• [Objective] Transcribe the records that follow in their entirety, omitting any pictures.

↓↓↓

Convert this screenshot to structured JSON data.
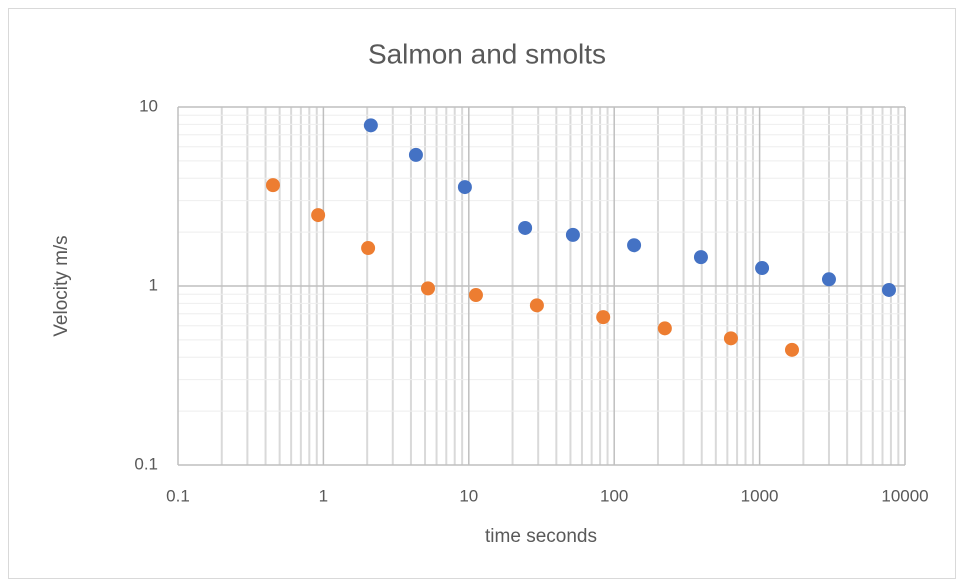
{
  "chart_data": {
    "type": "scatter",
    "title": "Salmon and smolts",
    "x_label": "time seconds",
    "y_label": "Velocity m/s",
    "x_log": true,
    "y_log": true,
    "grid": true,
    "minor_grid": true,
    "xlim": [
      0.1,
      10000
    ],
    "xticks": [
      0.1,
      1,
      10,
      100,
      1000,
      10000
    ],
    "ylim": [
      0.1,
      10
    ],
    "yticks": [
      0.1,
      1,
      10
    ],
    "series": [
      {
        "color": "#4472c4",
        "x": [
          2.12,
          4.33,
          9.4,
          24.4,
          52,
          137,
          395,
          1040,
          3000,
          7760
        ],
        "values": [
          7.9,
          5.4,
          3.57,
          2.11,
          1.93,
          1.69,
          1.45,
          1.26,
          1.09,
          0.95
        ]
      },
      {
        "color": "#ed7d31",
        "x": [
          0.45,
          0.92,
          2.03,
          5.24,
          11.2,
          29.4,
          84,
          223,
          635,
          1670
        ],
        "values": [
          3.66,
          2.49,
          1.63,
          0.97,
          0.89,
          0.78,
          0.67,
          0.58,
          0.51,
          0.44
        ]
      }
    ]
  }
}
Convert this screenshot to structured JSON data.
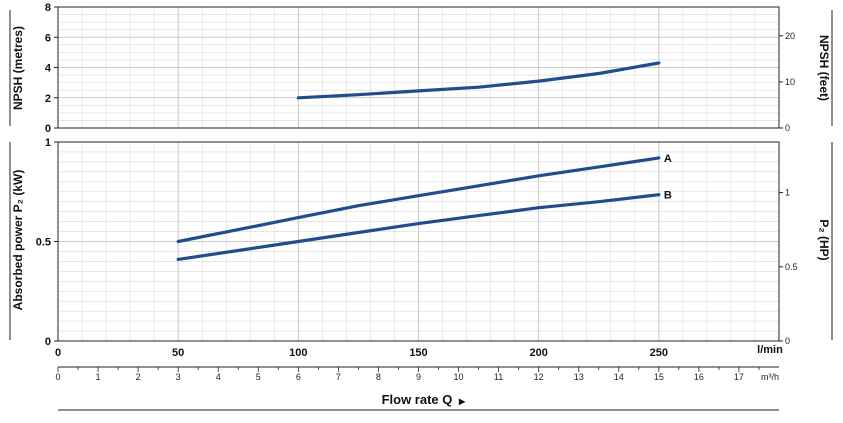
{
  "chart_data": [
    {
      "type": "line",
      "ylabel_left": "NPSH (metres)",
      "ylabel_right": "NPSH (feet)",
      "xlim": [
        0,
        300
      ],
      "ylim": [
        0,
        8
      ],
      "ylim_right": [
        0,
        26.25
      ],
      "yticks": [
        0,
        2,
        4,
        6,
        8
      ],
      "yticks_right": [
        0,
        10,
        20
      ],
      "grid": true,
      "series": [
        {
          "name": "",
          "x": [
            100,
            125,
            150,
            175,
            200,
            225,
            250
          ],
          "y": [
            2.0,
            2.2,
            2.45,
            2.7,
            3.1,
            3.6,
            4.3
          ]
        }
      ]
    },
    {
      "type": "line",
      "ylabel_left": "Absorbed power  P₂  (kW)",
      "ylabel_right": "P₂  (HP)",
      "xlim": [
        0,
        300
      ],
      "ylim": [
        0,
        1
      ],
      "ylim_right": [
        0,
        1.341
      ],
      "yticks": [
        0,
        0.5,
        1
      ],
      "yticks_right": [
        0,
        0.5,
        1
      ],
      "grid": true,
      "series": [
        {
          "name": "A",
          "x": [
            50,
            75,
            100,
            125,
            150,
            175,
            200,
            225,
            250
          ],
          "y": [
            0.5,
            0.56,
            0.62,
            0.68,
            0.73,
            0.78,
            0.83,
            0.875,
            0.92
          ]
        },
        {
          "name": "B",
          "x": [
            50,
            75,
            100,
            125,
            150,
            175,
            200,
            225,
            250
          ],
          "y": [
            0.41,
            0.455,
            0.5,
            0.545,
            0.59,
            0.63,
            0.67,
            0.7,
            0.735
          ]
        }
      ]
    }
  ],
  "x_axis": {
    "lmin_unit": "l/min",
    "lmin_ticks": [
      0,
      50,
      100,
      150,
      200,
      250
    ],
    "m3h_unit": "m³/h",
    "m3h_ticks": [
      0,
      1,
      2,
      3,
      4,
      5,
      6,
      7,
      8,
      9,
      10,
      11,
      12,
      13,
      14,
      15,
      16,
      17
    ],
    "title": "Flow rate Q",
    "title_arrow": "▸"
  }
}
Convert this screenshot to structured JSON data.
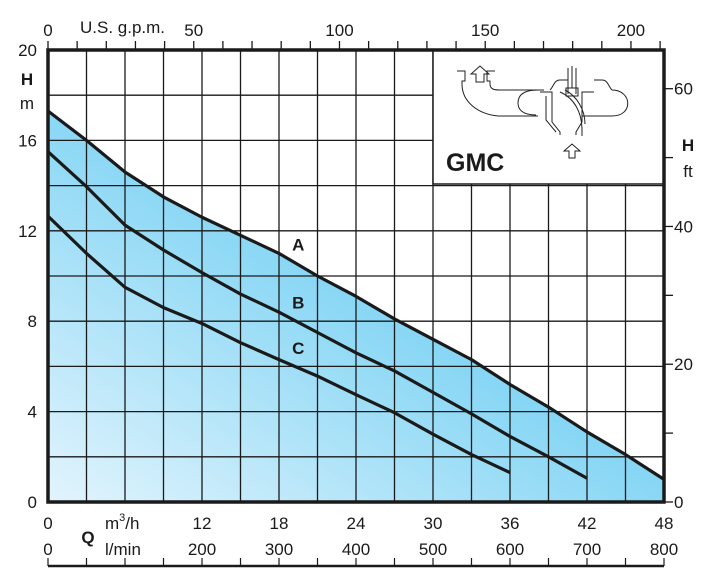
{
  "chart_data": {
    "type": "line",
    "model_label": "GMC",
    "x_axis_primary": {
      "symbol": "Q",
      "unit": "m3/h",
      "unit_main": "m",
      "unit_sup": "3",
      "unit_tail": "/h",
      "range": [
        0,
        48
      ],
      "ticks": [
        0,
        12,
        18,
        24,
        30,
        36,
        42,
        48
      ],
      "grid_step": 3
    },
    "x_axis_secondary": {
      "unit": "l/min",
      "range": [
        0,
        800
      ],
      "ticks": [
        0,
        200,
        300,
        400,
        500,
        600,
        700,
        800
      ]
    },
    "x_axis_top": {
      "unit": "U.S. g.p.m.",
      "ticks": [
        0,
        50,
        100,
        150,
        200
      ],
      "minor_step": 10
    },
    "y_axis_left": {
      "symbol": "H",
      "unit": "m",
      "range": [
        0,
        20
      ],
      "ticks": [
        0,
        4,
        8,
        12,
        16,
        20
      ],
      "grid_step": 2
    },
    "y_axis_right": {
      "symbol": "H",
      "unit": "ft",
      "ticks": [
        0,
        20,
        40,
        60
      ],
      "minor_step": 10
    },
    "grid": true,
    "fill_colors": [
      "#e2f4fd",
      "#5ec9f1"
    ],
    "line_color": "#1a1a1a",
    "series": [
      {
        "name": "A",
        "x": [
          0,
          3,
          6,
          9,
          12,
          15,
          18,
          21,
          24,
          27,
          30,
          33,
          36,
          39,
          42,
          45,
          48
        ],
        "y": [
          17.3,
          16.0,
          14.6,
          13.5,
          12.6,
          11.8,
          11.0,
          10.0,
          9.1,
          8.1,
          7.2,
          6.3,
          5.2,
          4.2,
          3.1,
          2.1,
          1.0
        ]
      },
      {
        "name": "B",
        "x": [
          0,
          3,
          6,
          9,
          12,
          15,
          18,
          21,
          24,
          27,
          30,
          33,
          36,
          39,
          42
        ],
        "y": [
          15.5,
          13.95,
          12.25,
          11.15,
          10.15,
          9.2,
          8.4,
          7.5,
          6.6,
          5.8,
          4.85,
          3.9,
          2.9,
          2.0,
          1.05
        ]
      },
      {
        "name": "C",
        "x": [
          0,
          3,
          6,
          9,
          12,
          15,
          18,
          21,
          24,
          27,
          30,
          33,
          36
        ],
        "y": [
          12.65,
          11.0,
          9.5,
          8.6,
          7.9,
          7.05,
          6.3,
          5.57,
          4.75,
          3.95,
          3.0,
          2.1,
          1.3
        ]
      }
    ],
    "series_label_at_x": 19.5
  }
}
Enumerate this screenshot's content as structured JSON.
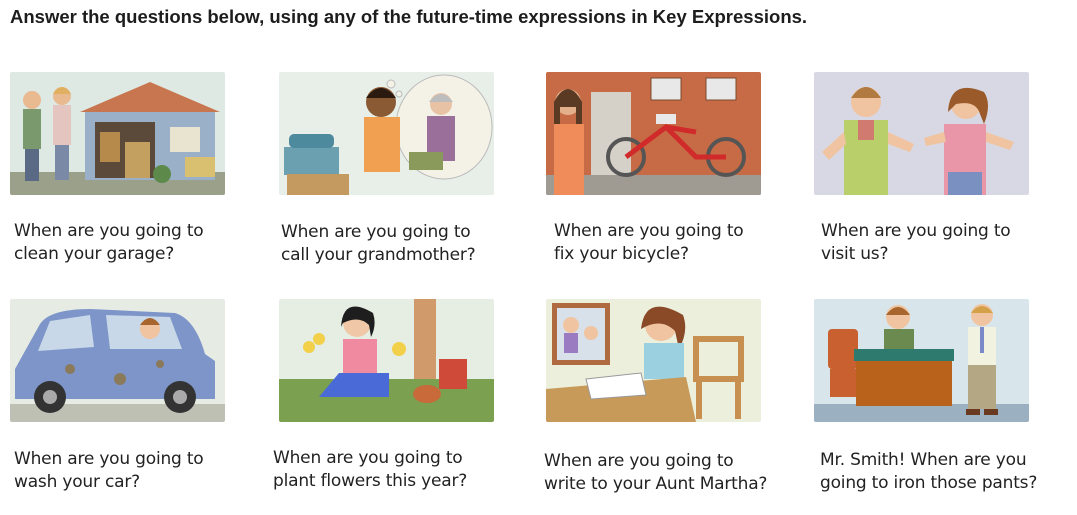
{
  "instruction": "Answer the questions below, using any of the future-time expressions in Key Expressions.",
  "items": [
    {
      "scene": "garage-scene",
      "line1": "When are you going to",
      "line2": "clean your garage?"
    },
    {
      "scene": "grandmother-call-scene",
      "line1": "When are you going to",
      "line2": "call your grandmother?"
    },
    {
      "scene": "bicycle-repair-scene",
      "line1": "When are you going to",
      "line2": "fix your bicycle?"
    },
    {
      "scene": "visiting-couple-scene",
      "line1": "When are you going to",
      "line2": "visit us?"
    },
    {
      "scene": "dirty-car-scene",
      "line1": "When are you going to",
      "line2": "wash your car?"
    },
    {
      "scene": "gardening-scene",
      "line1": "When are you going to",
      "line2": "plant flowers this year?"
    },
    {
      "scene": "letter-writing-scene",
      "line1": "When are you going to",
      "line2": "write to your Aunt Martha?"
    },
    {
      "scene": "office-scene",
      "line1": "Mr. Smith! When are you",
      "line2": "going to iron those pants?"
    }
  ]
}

↑↑↑

• [Result below]
Convert this screenshot to structured JSON data.
{
  "chart_data": {
    "type": "scatter",
    "title": "Salmon and smolts",
    "x_label": "time seconds",
    "y_label": "Velocity m/s",
    "x_log": true,
    "y_log": true,
    "grid": true,
    "minor_grid": true,
    "xlim": [
      0.1,
      10000
    ],
    "xticks": [
      0.1,
      1,
      10,
      100,
      1000,
      10000
    ],
    "ylim": [
      0.1,
      10
    ],
    "yticks": [
      0.1,
      1,
      10
    ],
    "series": [
      {
        "color": "#4472c4",
        "x": [
          2.12,
          4.33,
          9.4,
          24.4,
          52,
          137,
          395,
          1040,
          3000,
          7760
        ],
        "values": [
          7.9,
          5.4,
          3.57,
          2.11,
          1.93,
          1.69,
          1.45,
          1.26,
          1.09,
          0.95
        ]
      },
      {
        "color": "#ed7d31",
        "x": [
          0.45,
          0.92,
          2.03,
          5.24,
          11.2,
          29.4,
          84,
          223,
          635,
          1670
        ],
        "values": [
          3.66,
          2.49,
          1.63,
          0.97,
          0.89,
          0.78,
          0.67,
          0.58,
          0.51,
          0.44
        ]
      }
    ]
  }
}
Convert this screenshot to structured JSON data.
{
  "chart_data": [
    {
      "type": "line",
      "ylabel_left": "NPSH (metres)",
      "ylabel_right": "NPSH (feet)",
      "xlim": [
        0,
        300
      ],
      "ylim": [
        0,
        8
      ],
      "ylim_right": [
        0,
        26.25
      ],
      "yticks": [
        0,
        2,
        4,
        6,
        8
      ],
      "yticks_right": [
        0,
        10,
        20
      ],
      "grid": true,
      "series": [
        {
          "name": "",
          "x": [
            100,
            125,
            150,
            175,
            200,
            225,
            250
          ],
          "y": [
            2.0,
            2.2,
            2.45,
            2.7,
            3.1,
            3.6,
            4.3
          ]
        }
      ]
    },
    {
      "type": "line",
      "ylabel_left": "Absorbed power  P₂  (kW)",
      "ylabel_right": "P₂  (HP)",
      "xlim": [
        0,
        300
      ],
      "ylim": [
        0,
        1
      ],
      "ylim_right": [
        0,
        1.341
      ],
      "yticks": [
        0,
        0.5,
        1
      ],
      "yticks_right": [
        0,
        0.5,
        1
      ],
      "grid": true,
      "series": [
        {
          "name": "A",
          "x": [
            50,
            75,
            100,
            125,
            150,
            175,
            200,
            225,
            250
          ],
          "y": [
            0.5,
            0.56,
            0.62,
            0.68,
            0.73,
            0.78,
            0.83,
            0.875,
            0.92
          ]
        },
        {
          "name": "B",
          "x": [
            50,
            75,
            100,
            125,
            150,
            175,
            200,
            225,
            250
          ],
          "y": [
            0.41,
            0.455,
            0.5,
            0.545,
            0.59,
            0.63,
            0.67,
            0.7,
            0.735
          ]
        }
      ]
    }
  ],
  "x_axis": {
    "lmin_unit": "l/min",
    "lmin_ticks": [
      0,
      50,
      100,
      150,
      200,
      250
    ],
    "m3h_unit": "m³/h",
    "m3h_ticks": [
      0,
      1,
      2,
      3,
      4,
      5,
      6,
      7,
      8,
      9,
      10,
      11,
      12,
      13,
      14,
      15,
      16,
      17
    ],
    "title": "Flow rate Q",
    "title_arrow": "▸"
  }
}
Convert this screenshot to structured JSON data.
{
  "chart_data": {
    "type": "line",
    "model_label": "GMC",
    "x_axis_primary": {
      "symbol": "Q",
      "unit": "m3/h",
      "unit_main": "m",
      "unit_sup": "3",
      "unit_tail": "/h",
      "range": [
        0,
        48
      ],
      "ticks": [
        0,
        12,
        18,
        24,
        30,
        36,
        42,
        48
      ],
      "grid_step": 3
    },
    "x_axis_secondary": {
      "unit": "l/min",
      "range": [
        0,
        800
      ],
      "ticks": [
        0,
        200,
        300,
        400,
        500,
        600,
        700,
        800
      ]
    },
    "x_axis_top": {
      "unit": "U.S. g.p.m.",
      "ticks": [
        0,
        50,
        100,
        150,
        200
      ],
      "minor_step": 10
    },
    "y_axis_left": {
      "symbol": "H",
      "unit": "m",
      "range": [
        0,
        20
      ],
      "ticks": [
        0,
        4,
        8,
        12,
        16,
        20
      ],
      "grid_step": 2
    },
    "y_axis_right": {
      "symbol": "H",
      "unit": "ft",
      "ticks": [
        0,
        20,
        40,
        60
      ],
      "minor_step": 10
    },
    "grid": true,
    "fill_colors": [
      "#e2f4fd",
      "#5ec9f1"
    ],
    "line_color": "#1a1a1a",
    "series": [
      {
        "name": "A",
        "x": [
          0,
          3,
          6,
          9,
          12,
          15,
          18,
          21,
          24,
          27,
          30,
          33,
          36,
          39,
          42,
          45,
          48
        ],
        "y": [
          17.3,
          16.0,
          14.6,
          13.5,
          12.6,
          11.8,
          11.0,
          10.0,
          9.1,
          8.1,
          7.2,
          6.3,
          5.2,
          4.2,
          3.1,
          2.1,
          1.0
        ]
      },
      {
        "name": "B",
        "x": [
          0,
          3,
          6,
          9,
          12,
          15,
          18,
          21,
          24,
          27,
          30,
          33,
          36,
          39,
          42
        ],
        "y": [
          15.5,
          13.95,
          12.25,
          11.15,
          10.15,
          9.2,
          8.4,
          7.5,
          6.6,
          5.8,
          4.85,
          3.9,
          2.9,
          2.0,
          1.05
        ]
      },
      {
        "name": "C",
        "x": [
          0,
          3,
          6,
          9,
          12,
          15,
          18,
          21,
          24,
          27,
          30,
          33,
          36
        ],
        "y": [
          12.65,
          11.0,
          9.5,
          8.6,
          7.9,
          7.05,
          6.3,
          5.57,
          4.75,
          3.95,
          3.0,
          2.1,
          1.3
        ]
      }
    ],
    "series_label_at_x": 19.5
  }
}
Enumerate this screenshot's content as structured JSON.
{
  "instruction": "Answer the questions below, using any of the future-time expressions in Key Expressions.",
  "items": [
    {
      "scene": "garage-scene",
      "line1": "When are you going to",
      "line2": "clean your garage?"
    },
    {
      "scene": "grandmother-call-scene",
      "line1": "When are you going to",
      "line2": "call your grandmother?"
    },
    {
      "scene": "bicycle-repair-scene",
      "line1": "When are you going to",
      "line2": "fix your bicycle?"
    },
    {
      "scene": "visiting-couple-scene",
      "line1": "When are you going to",
      "line2": "visit us?"
    },
    {
      "scene": "dirty-car-scene",
      "line1": "When are you going to",
      "line2": "wash your car?"
    },
    {
      "scene": "gardening-scene",
      "line1": "When are you going to",
      "line2": "plant flowers this year?"
    },
    {
      "scene": "letter-writing-scene",
      "line1": "When are you going to",
      "line2": "write to your Aunt Martha?"
    },
    {
      "scene": "office-scene",
      "line1": "Mr. Smith! When are you",
      "line2": "going to iron those pants?"
    }
  ]
}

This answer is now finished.